(Beginning of DOCUMENT TEXT)

Recommended Reading: Tabitha Blankenbiller responds to The New York Times’ piece on Manly Book Clubs. “Reading the article yet again, my pity for this dude squad begins to blossom. To think that they will head into the ground without the words of Terry Tempest Williams or Lidia Yuknavitch or Sandra Cisneros in their hearts.” For a bit of humor about a manly book club, check out our rock ‘n’ roll book club.
After the death of Harold Ramis, it seems only fitting to read Esquire’s oral history of Ghostbusters. Dan Aykroyd initially wanted it to be an intergalactic drama, yet he and others were happy with how it turned out. “People in the paranormal field loved it. It gave focus to their work,” Aykroyd said.
Putting aside for a moment the racist phrenological roots of the terms “highbrow” and “lowbrow,” here’s an interesting conversation on what the difference between them means for literature now. For a historical take, check out this graphic from a 1949 edition of LIFE magazine, which taught me a real gentleman wears fuzzy tweed, and iceberg lettuce is never in style.

(End of DOCUMENT TEXT)

▸ **THINGS TO DO**:
A) Answer these about the reading roundup:
(i) Which newspaper ran the piece on manly book clubs that Tabitha Blankenbiller responds to?
(ii) What did Dan Aykroyd first want Ghostbusters to be?
(iii) Which magazine printed the 1949 graphic on highbrow and lowbrow?
B) Write the next part of the reading roundup, starting after its last sentence.

(Beginning of PROVIDED INFORMATION)

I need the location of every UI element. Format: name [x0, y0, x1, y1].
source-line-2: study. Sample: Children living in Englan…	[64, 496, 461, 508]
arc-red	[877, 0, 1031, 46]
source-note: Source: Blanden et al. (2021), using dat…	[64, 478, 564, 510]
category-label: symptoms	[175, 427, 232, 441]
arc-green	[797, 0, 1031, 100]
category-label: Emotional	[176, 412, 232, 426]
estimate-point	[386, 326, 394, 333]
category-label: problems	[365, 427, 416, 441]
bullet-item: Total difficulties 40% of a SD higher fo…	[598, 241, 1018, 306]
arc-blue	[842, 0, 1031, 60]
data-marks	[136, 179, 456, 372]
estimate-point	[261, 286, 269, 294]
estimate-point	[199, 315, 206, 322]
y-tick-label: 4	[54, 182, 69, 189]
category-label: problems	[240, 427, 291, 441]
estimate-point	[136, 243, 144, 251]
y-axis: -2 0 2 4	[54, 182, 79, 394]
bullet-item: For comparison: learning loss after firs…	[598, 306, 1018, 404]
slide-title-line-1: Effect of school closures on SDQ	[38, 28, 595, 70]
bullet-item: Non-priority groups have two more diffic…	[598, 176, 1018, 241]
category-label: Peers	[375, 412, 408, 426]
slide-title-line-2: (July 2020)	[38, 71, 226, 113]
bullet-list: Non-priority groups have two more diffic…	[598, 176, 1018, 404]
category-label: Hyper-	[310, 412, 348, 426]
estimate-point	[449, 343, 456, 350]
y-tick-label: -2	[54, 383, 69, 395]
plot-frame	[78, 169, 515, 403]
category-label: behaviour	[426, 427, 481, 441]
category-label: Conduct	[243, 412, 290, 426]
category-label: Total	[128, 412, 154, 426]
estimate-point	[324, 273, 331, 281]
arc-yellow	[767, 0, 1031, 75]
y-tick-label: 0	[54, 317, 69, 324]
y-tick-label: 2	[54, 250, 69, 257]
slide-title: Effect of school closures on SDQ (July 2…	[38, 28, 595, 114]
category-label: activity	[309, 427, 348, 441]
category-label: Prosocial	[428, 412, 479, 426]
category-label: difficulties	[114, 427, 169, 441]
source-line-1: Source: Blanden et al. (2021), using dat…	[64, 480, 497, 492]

(End of PROVIDED INFORMATION)

▸ **RESULTS**:
A)
(i) The New York Times
(ii) An intergalactic drama
(iii) LIFE

B)
“Embracing the transients and flâneurs, this is, in effect, a museum of Russian literature. And, being Russian, it becomes a museum of censorship and repression as well as art: of genius and bravery, blood and lies.” Snowdrops author A.D. Miller visits Ukraine’s Odessa State Literary Museum.
The contents of the Warburg Library suggest it was conceived in a fairy tale. As Adam Gopnik describes it, the shelves of the quirky London establishment include things like medieval astrology tomes and a section on “The Evil Eye.” Yet despite its notoriety, the University of London filed a lawsuit against it last year, as part of a move to incorporate the Warburg into its greater library. In the latest New Yorker, an essay on the controversial landmark.